◆ EXERCISE DESCRIPTION ◆
Wherever "JSON" appears in a line, copy that line.

◆ EXERCISE DATA ◆
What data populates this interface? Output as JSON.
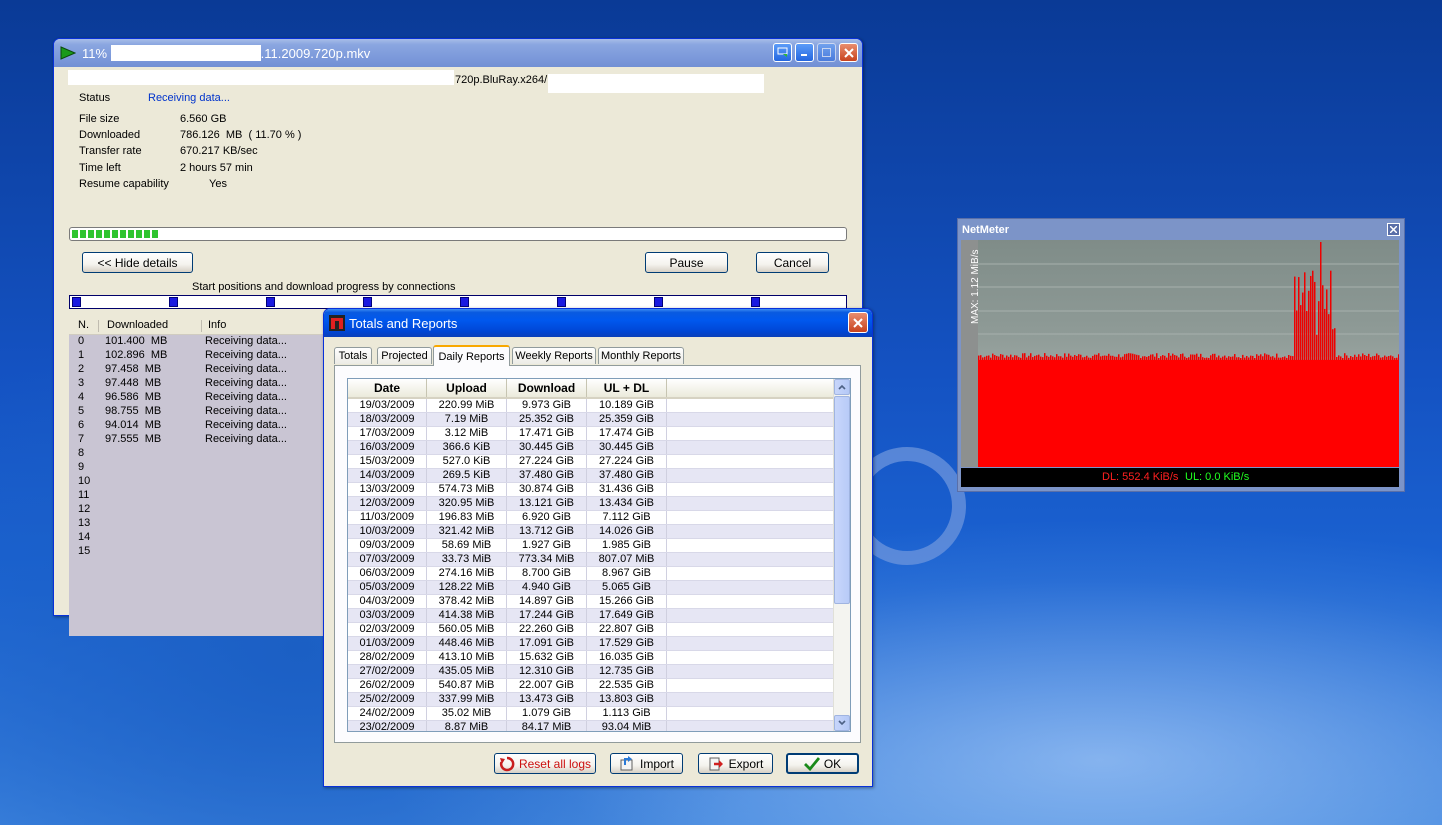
{
  "download": {
    "title": "11% ",
    "title_suffix": ".11.2009.720p.mkv",
    "url_fragment": "720p.BluRay.x264/",
    "status_label": "Status",
    "status_value": "Receiving data...",
    "fields": [
      {
        "label": "File size",
        "value": "6.560  GB"
      },
      {
        "label": "Downloaded",
        "value": "786.126  MB  ( 11.70 % )"
      },
      {
        "label": "Transfer rate",
        "value": "670.217  KB/sec"
      },
      {
        "label": "Time left",
        "value": "2 hours 57 min"
      }
    ],
    "resume_label": "Resume capability",
    "resume_value": "Yes",
    "progress_percent": 11.7,
    "hide_details_label": "<< Hide details",
    "pause_label": "Pause",
    "cancel_label": "Cancel",
    "connections_caption": "Start positions and download progress by connections",
    "columns": {
      "n": "N.",
      "downloaded": "Downloaded",
      "info": "Info"
    },
    "connections": [
      {
        "n": "0",
        "downloaded": "101.400  MB",
        "info": "Receiving data..."
      },
      {
        "n": "1",
        "downloaded": "102.896  MB",
        "info": "Receiving data..."
      },
      {
        "n": "2",
        "downloaded": "97.458  MB",
        "info": "Receiving data..."
      },
      {
        "n": "3",
        "downloaded": "97.448  MB",
        "info": "Receiving data..."
      },
      {
        "n": "4",
        "downloaded": "96.586  MB",
        "info": "Receiving data..."
      },
      {
        "n": "5",
        "downloaded": "98.755  MB",
        "info": "Receiving data..."
      },
      {
        "n": "6",
        "downloaded": "94.014  MB",
        "info": "Receiving data..."
      },
      {
        "n": "7",
        "downloaded": "97.555  MB",
        "info": "Receiving data..."
      },
      {
        "n": "8",
        "downloaded": "",
        "info": ""
      },
      {
        "n": "9",
        "downloaded": "",
        "info": ""
      },
      {
        "n": "10",
        "downloaded": "",
        "info": ""
      },
      {
        "n": "11",
        "downloaded": "",
        "info": ""
      },
      {
        "n": "12",
        "downloaded": "",
        "info": ""
      },
      {
        "n": "13",
        "downloaded": "",
        "info": ""
      },
      {
        "n": "14",
        "downloaded": "",
        "info": ""
      },
      {
        "n": "15",
        "downloaded": "",
        "info": ""
      }
    ]
  },
  "netmeter": {
    "title": "NetMeter",
    "max_label": "MAX: 1.12 MiB/s",
    "dl_label": "DL: 552.4 KiB/s",
    "ul_label": "UL: 0.0 KiB/s",
    "dl_color": "#ff0000",
    "ul_color": "#00ff00"
  },
  "totals": {
    "title": "Totals and Reports",
    "tabs": [
      "Totals",
      "Projected",
      "Daily Reports",
      "Weekly Reports",
      "Monthly Reports"
    ],
    "active_tab": "Daily Reports",
    "columns": [
      "Date",
      "Upload",
      "Download",
      "UL + DL"
    ],
    "rows": [
      [
        "19/03/2009",
        "220.99 MiB",
        "9.973 GiB",
        "10.189 GiB"
      ],
      [
        "18/03/2009",
        "7.19 MiB",
        "25.352 GiB",
        "25.359 GiB"
      ],
      [
        "17/03/2009",
        "3.12 MiB",
        "17.471 GiB",
        "17.474 GiB"
      ],
      [
        "16/03/2009",
        "366.6 KiB",
        "30.445 GiB",
        "30.445 GiB"
      ],
      [
        "15/03/2009",
        "527.0 KiB",
        "27.224 GiB",
        "27.224 GiB"
      ],
      [
        "14/03/2009",
        "269.5 KiB",
        "37.480 GiB",
        "37.480 GiB"
      ],
      [
        "13/03/2009",
        "574.73 MiB",
        "30.874 GiB",
        "31.436 GiB"
      ],
      [
        "12/03/2009",
        "320.95 MiB",
        "13.121 GiB",
        "13.434 GiB"
      ],
      [
        "11/03/2009",
        "196.83 MiB",
        "6.920 GiB",
        "7.112 GiB"
      ],
      [
        "10/03/2009",
        "321.42 MiB",
        "13.712 GiB",
        "14.026 GiB"
      ],
      [
        "09/03/2009",
        "58.69 MiB",
        "1.927 GiB",
        "1.985 GiB"
      ],
      [
        "07/03/2009",
        "33.73 MiB",
        "773.34 MiB",
        "807.07 MiB"
      ],
      [
        "06/03/2009",
        "274.16 MiB",
        "8.700 GiB",
        "8.967 GiB"
      ],
      [
        "05/03/2009",
        "128.22 MiB",
        "4.940 GiB",
        "5.065 GiB"
      ],
      [
        "04/03/2009",
        "378.42 MiB",
        "14.897 GiB",
        "15.266 GiB"
      ],
      [
        "03/03/2009",
        "414.38 MiB",
        "17.244 GiB",
        "17.649 GiB"
      ],
      [
        "02/03/2009",
        "560.05 MiB",
        "22.260 GiB",
        "22.807 GiB"
      ],
      [
        "01/03/2009",
        "448.46 MiB",
        "17.091 GiB",
        "17.529 GiB"
      ],
      [
        "28/02/2009",
        "413.10 MiB",
        "15.632 GiB",
        "16.035 GiB"
      ],
      [
        "27/02/2009",
        "435.05 MiB",
        "12.310 GiB",
        "12.735 GiB"
      ],
      [
        "26/02/2009",
        "540.87 MiB",
        "22.007 GiB",
        "22.535 GiB"
      ],
      [
        "25/02/2009",
        "337.99 MiB",
        "13.473 GiB",
        "13.803 GiB"
      ],
      [
        "24/02/2009",
        "35.02 MiB",
        "1.079 GiB",
        "1.113 GiB"
      ],
      [
        "23/02/2009",
        "8.87 MiB",
        "84.17 MiB",
        "93.04 MiB"
      ]
    ],
    "buttons": {
      "reset": "Reset all logs",
      "import": "Import",
      "export": "Export",
      "ok": "OK"
    }
  }
}
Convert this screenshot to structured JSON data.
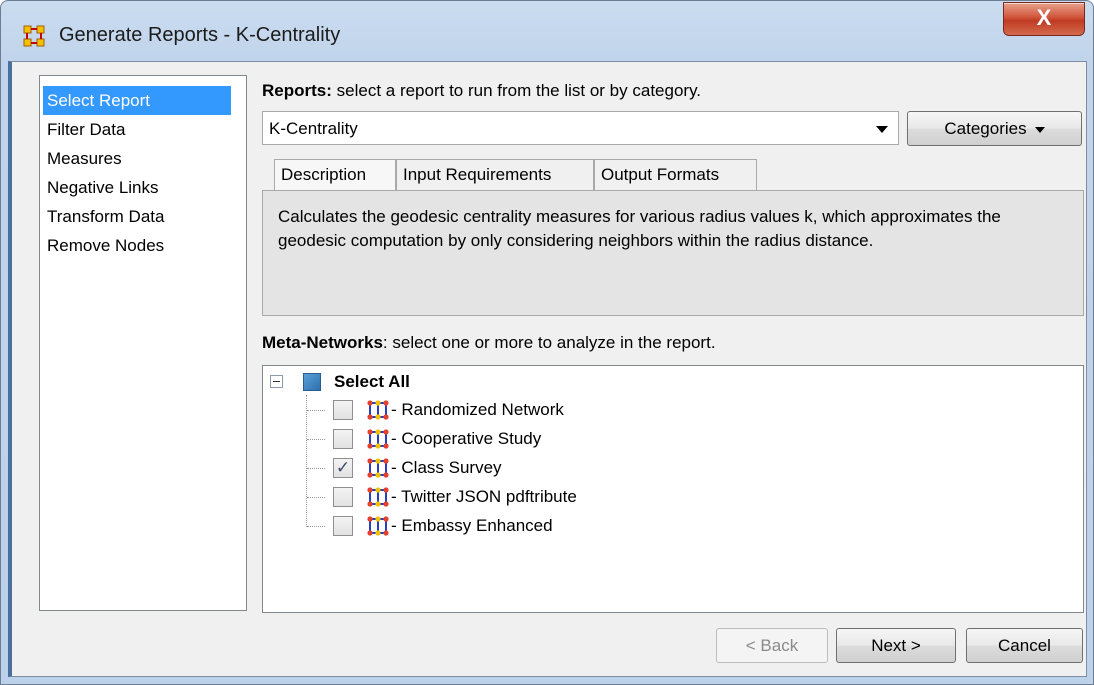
{
  "window": {
    "title": "Generate Reports - K-Centrality",
    "close_label": "X"
  },
  "sidebar": {
    "items": [
      {
        "label": "Select Report",
        "selected": true
      },
      {
        "label": "Filter Data"
      },
      {
        "label": "Measures"
      },
      {
        "label": "Negative Links"
      },
      {
        "label": "Transform Data"
      },
      {
        "label": "Remove Nodes"
      }
    ]
  },
  "reports": {
    "label_bold": "Reports:",
    "label_rest": " select a report to run from the list or by category.",
    "selected": "K-Centrality",
    "categories_label": "Categories"
  },
  "tabs": [
    {
      "label": "Description",
      "active": true
    },
    {
      "label": "Input Requirements"
    },
    {
      "label": "Output Formats"
    }
  ],
  "description": "Calculates the geodesic centrality measures for various radius values k, which approximates the geodesic computation by only considering neighbors within the radius distance.",
  "meta_networks": {
    "label_bold": "Meta-Networks",
    "label_rest": ": select one or more to analyze in the report.",
    "select_all": "Select All",
    "items": [
      {
        "label": "- Randomized Network",
        "checked": false
      },
      {
        "label": "- Cooperative Study",
        "checked": false
      },
      {
        "label": "- Class Survey",
        "checked": true
      },
      {
        "label": "- Twitter JSON pdftribute",
        "checked": false
      },
      {
        "label": "- Embassy Enhanced",
        "checked": false
      }
    ]
  },
  "buttons": {
    "back": "< Back",
    "next": "Next >",
    "cancel": "Cancel"
  },
  "colors": {
    "selection": "#3399ff",
    "title_close": "#c7432a"
  }
}
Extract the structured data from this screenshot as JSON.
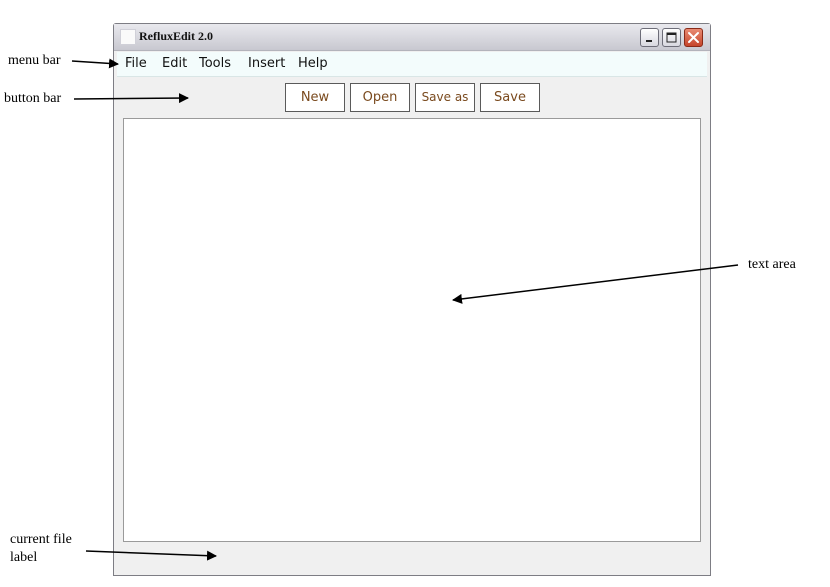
{
  "window": {
    "title": "RefluxEdit 2.0"
  },
  "menubar": {
    "items": [
      "File",
      "Edit",
      "Tools",
      "Insert",
      "Help"
    ]
  },
  "buttonbar": {
    "buttons": [
      "New",
      "Open",
      "Save as",
      "Save"
    ]
  },
  "textarea": {
    "content": ""
  },
  "statusbar": {
    "current_file": ""
  },
  "annotations": {
    "menu_bar": "menu bar",
    "button_bar": "button bar",
    "text_area": "text area",
    "current_file_label": "current file label"
  },
  "colors": {
    "menubar_bg": "#f3fcfc",
    "button_text": "#7a4a1e",
    "close_button": "#c6452b"
  }
}
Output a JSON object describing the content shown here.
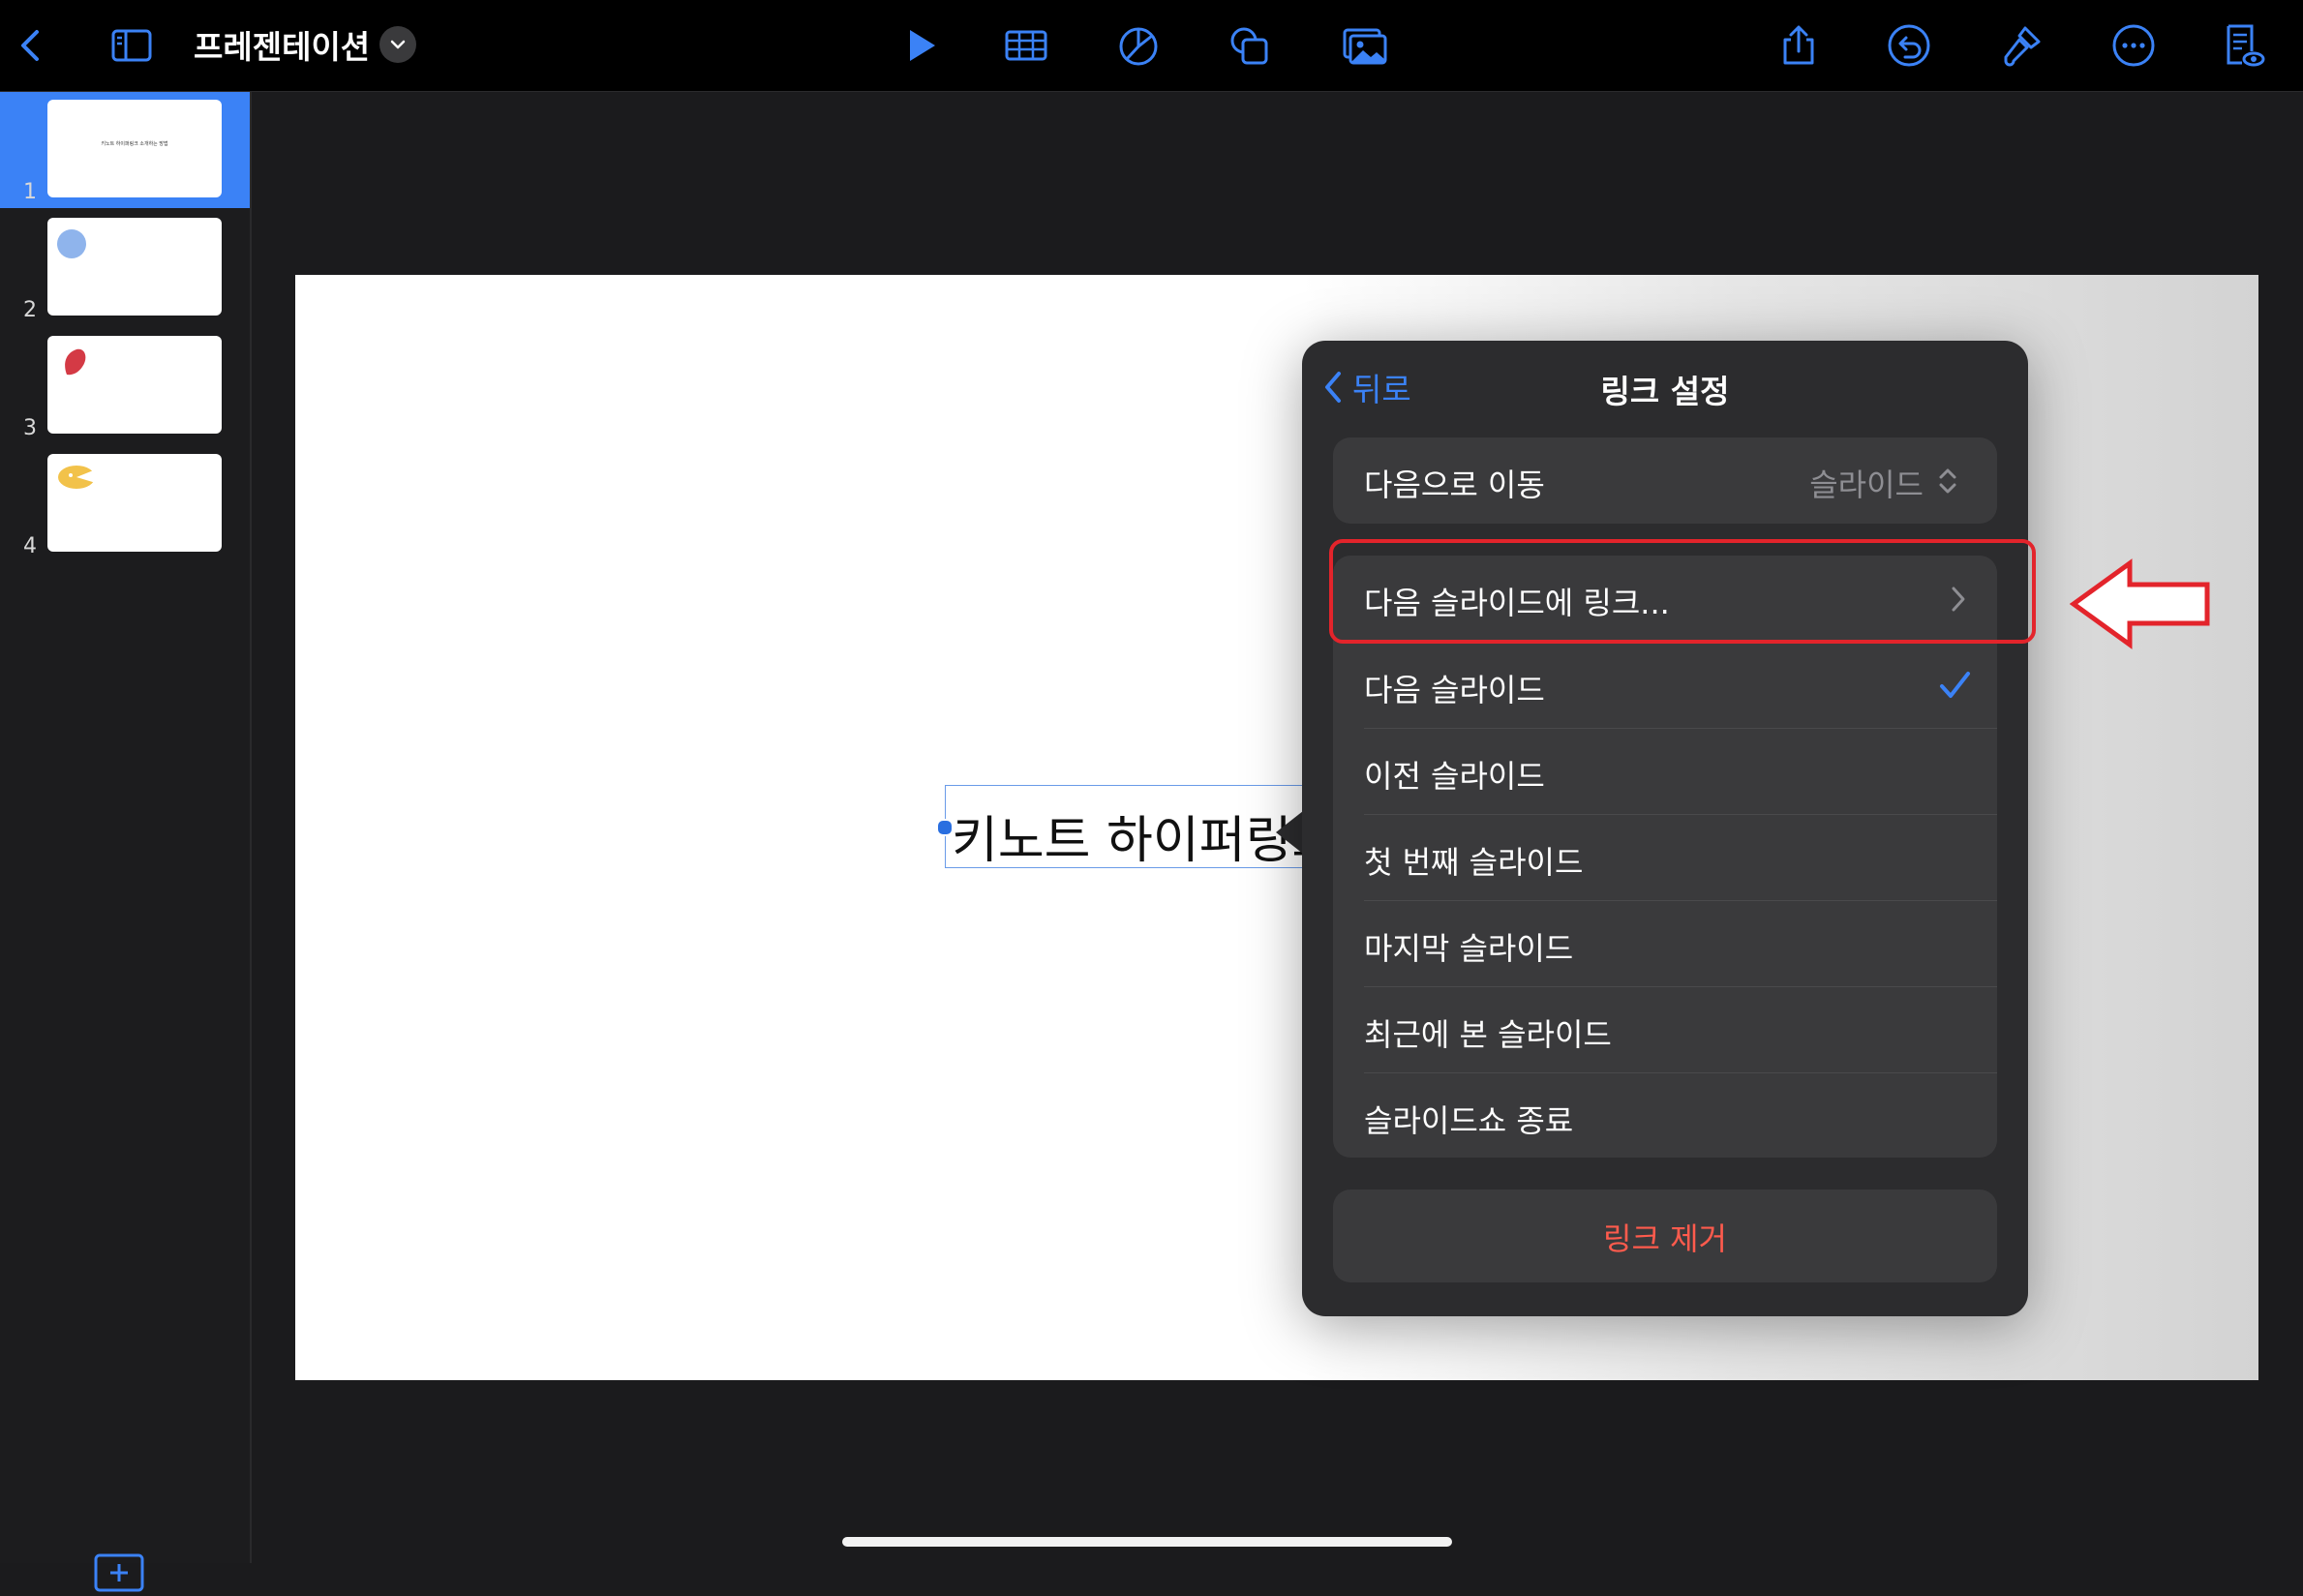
{
  "toolbar": {
    "document_title": "프레젠테이션",
    "accent_color": "#3b82f6",
    "icons": [
      "back-chevron-icon",
      "sidebar-toggle-icon",
      "title-menu-chevron-icon",
      "play-icon",
      "table-icon",
      "chart-icon",
      "shapes-icon",
      "media-icon",
      "share-icon",
      "undo-icon",
      "format-brush-icon",
      "more-icon",
      "presenter-notes-icon"
    ]
  },
  "sidebar": {
    "slides": [
      {
        "number": "1",
        "selected": true,
        "preview_text": "키노트 하이퍼링크 소개하는 방법"
      },
      {
        "number": "2",
        "selected": false,
        "shape": "blue-circle"
      },
      {
        "number": "3",
        "selected": false,
        "shape": "red-leaf"
      },
      {
        "number": "4",
        "selected": false,
        "shape": "yellow-pacman"
      }
    ],
    "add_slide_icon": "add-slide-icon"
  },
  "slide": {
    "text": "키노트 하이퍼링크"
  },
  "popover": {
    "back_label": "뒤로",
    "title": "링크 설정",
    "navigate_label": "다음으로 이동",
    "navigate_value": "슬라이드",
    "link_to_slide_label": "다음 슬라이드에 링크...",
    "options": [
      {
        "label": "다음 슬라이드",
        "checked": true
      },
      {
        "label": "이전 슬라이드",
        "checked": false
      },
      {
        "label": "첫 번째 슬라이드",
        "checked": false
      },
      {
        "label": "마지막 슬라이드",
        "checked": false
      },
      {
        "label": "최근에 본 슬라이드",
        "checked": false
      },
      {
        "label": "슬라이드쇼 종료",
        "checked": false
      }
    ],
    "remove_link_label": "링크 제거",
    "destructive_color": "#ff5b4d"
  },
  "annotation": {
    "highlight_color": "#e3242b"
  }
}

◆ RESULT FOR THIS EXERCISE ◆
What data populates this interface? Output as JSON.
Convert this screenshot to structured JSON data.
        "label": "- Twitter JSON pdftribute",
Extract the structured data from this screenshot as JSON.
Output a JSON object describing the content shown here.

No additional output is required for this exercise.